*Exercise instructions:*
Name every person mentioned by name in the news report on the HSE patient data leak below.

*Extracted text:*
※
HSE takes action against man who leaked patient information to Wikileaks
The HSE has secured High Court orders preventing an IT worker from distributing highly confidential and sensitive information about hospital patients.
It is alleged that Neill Bradley had distributed confidential information he obtained from the HSE's computer servers during the course of his now former employment with a third party contracted by the HSE to perform certain IT services.
The information includes patient's personal data and medical databases allegedly sent by Mr Bradley to Wikileaks the non-profit organisation that publishes news leaks provided by anonymous source founded by Australian internet activist Julian Assange.
The orders were granted last week by Mr Justice Tony O'Connor, who said he was satisfied that Mr Bradley had gained access to private and sensitive data through his former employment, which he threatened to facilitate the dissemination of patients details and private records.
The judge noted that the defendant in one post on social media had referred to information he obtained, which Mr Bradley knew should be kept secure, as being "stolen. "
The HSE launched proceedings against Mr Bradley following a probe it commenced after becoming aware of a potentially serious data breach from posts on social media of screenshots of the HSE's internal servers.
The HSE claims the posts appeared on three twitter accounts it says were set up and controlled by Mr Bradley.
※
Document layout detection data

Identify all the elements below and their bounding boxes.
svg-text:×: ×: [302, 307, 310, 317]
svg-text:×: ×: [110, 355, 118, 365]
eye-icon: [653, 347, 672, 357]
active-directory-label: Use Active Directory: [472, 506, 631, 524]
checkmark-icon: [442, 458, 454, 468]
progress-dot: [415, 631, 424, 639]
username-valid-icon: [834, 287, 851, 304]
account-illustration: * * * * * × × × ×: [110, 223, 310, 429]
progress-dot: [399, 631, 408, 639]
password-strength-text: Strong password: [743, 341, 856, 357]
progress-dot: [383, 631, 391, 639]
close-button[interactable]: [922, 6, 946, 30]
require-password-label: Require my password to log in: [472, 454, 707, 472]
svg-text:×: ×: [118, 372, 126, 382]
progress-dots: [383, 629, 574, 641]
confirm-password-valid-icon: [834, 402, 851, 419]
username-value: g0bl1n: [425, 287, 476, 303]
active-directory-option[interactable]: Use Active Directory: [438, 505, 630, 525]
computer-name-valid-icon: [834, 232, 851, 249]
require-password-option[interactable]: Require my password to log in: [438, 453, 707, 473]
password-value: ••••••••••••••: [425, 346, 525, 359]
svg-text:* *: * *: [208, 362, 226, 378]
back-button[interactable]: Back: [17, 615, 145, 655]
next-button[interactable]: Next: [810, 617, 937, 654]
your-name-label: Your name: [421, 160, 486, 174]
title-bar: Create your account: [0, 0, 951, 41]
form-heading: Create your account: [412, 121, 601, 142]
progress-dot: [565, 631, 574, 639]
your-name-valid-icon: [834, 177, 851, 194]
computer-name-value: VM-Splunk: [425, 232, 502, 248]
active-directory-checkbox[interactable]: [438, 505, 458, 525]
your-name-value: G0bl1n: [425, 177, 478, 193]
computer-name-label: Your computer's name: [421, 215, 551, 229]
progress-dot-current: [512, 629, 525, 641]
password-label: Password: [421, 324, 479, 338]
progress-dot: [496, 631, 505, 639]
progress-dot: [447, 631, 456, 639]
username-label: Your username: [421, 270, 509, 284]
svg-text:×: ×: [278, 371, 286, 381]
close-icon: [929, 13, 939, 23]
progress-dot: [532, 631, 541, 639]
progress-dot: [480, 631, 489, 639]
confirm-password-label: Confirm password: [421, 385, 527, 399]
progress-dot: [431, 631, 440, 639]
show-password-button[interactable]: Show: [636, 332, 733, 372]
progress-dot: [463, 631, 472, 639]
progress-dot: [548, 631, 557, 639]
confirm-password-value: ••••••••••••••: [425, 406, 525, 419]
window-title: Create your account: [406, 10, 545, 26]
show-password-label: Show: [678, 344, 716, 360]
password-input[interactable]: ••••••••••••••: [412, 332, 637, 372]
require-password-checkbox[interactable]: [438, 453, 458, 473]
※
*Exercise response:*
Neill Bradley, Julian Assange, Tony O'Connor